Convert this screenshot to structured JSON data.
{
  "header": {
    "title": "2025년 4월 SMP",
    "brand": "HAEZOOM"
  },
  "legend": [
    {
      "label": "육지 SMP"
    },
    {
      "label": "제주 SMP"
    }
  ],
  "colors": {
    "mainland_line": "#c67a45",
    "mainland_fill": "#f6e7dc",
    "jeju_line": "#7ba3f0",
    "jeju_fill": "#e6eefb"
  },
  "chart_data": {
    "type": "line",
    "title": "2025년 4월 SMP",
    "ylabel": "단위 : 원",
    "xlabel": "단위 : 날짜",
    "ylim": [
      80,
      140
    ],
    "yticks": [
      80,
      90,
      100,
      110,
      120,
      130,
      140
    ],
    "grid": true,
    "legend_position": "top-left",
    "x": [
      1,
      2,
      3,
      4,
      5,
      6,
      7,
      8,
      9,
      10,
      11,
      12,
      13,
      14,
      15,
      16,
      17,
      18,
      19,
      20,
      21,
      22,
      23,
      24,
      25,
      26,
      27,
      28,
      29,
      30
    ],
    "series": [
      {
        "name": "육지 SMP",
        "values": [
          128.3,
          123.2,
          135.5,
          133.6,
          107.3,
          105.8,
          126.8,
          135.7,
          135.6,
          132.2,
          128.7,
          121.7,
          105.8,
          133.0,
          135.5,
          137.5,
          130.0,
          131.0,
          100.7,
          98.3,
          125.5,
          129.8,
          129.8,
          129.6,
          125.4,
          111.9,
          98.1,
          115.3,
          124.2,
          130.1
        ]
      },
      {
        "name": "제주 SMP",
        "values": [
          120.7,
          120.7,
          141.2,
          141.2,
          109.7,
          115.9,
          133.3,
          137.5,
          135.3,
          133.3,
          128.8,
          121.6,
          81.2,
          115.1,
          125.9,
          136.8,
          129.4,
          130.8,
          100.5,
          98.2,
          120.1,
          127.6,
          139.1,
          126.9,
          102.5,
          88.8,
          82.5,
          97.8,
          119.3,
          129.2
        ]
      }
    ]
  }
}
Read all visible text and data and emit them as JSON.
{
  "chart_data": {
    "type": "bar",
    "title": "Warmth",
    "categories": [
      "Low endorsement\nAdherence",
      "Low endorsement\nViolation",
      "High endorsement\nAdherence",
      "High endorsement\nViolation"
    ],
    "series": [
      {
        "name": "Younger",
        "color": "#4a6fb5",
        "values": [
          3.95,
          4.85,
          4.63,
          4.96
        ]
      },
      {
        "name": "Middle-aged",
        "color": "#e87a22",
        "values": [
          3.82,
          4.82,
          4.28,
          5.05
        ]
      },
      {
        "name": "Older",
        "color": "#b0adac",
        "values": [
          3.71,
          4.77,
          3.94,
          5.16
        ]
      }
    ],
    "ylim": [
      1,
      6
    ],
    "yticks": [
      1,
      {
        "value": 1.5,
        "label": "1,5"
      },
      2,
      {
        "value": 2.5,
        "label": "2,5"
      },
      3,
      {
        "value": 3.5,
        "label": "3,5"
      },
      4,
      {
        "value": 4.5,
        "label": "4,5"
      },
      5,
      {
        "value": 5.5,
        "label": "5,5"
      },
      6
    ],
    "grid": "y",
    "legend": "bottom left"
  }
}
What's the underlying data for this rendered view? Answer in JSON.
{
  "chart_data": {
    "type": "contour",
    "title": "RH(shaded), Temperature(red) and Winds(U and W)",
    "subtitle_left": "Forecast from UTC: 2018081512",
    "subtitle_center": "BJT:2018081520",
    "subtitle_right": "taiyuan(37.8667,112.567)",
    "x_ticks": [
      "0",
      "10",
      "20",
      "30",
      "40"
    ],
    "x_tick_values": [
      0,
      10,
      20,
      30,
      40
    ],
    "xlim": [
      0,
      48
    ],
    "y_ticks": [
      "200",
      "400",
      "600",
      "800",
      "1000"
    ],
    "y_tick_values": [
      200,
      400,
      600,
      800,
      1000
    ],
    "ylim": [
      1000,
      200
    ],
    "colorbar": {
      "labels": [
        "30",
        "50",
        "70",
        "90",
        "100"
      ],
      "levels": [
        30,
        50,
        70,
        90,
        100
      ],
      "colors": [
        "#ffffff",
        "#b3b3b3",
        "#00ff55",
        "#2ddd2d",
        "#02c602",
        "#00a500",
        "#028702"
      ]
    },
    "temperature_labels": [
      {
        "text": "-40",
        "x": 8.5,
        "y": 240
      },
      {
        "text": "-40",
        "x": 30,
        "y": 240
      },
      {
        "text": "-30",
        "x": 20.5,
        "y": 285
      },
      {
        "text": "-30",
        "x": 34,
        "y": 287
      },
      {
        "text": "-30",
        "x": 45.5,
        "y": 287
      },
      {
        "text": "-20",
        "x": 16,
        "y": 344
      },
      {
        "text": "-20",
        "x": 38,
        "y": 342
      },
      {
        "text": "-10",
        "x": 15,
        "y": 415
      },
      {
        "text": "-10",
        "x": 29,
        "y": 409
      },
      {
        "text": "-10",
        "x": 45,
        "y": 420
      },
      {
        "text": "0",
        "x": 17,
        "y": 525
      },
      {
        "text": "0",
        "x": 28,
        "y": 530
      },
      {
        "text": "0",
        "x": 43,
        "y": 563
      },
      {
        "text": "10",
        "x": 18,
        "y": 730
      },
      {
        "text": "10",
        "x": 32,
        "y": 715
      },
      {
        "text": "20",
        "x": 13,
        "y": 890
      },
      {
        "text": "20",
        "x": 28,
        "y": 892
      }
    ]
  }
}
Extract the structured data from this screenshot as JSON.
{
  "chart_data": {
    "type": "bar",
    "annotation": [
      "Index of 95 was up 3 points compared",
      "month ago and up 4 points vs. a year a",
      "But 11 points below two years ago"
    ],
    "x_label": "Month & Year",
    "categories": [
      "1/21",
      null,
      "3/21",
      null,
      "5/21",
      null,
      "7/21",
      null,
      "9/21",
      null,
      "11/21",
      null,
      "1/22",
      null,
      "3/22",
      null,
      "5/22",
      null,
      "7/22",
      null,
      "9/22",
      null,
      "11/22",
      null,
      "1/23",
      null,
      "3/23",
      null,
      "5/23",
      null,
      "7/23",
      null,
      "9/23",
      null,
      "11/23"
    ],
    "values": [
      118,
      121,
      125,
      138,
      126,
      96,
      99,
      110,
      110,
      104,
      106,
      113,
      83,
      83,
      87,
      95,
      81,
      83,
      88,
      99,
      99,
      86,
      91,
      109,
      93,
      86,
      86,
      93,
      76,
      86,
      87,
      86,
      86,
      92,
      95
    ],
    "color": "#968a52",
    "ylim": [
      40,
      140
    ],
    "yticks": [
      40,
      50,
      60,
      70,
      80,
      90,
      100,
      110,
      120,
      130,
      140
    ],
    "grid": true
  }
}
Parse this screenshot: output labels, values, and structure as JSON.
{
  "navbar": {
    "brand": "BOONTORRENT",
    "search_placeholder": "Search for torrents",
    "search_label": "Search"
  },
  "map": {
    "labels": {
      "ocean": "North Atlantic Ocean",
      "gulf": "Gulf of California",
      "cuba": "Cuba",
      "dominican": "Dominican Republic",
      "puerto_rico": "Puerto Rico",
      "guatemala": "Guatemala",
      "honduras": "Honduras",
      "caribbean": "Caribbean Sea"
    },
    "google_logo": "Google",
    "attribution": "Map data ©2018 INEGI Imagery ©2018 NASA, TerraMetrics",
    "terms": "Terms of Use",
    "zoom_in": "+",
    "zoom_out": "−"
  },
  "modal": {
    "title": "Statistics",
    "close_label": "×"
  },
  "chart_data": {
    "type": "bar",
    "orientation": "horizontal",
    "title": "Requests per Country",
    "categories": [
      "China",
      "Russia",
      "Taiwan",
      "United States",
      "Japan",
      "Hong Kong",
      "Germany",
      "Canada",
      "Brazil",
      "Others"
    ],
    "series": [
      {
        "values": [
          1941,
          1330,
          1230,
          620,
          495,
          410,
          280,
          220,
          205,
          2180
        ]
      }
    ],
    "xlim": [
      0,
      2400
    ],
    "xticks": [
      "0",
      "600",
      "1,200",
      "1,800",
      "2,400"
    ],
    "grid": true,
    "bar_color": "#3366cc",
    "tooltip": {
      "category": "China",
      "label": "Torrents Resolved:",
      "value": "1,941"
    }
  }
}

┄┄┄┄┄┄┄┄┄┄┄┄┄┄┄┄┄┄┄┄

The task: Give only the number of lines that include the word "structured".

Finished answer: 2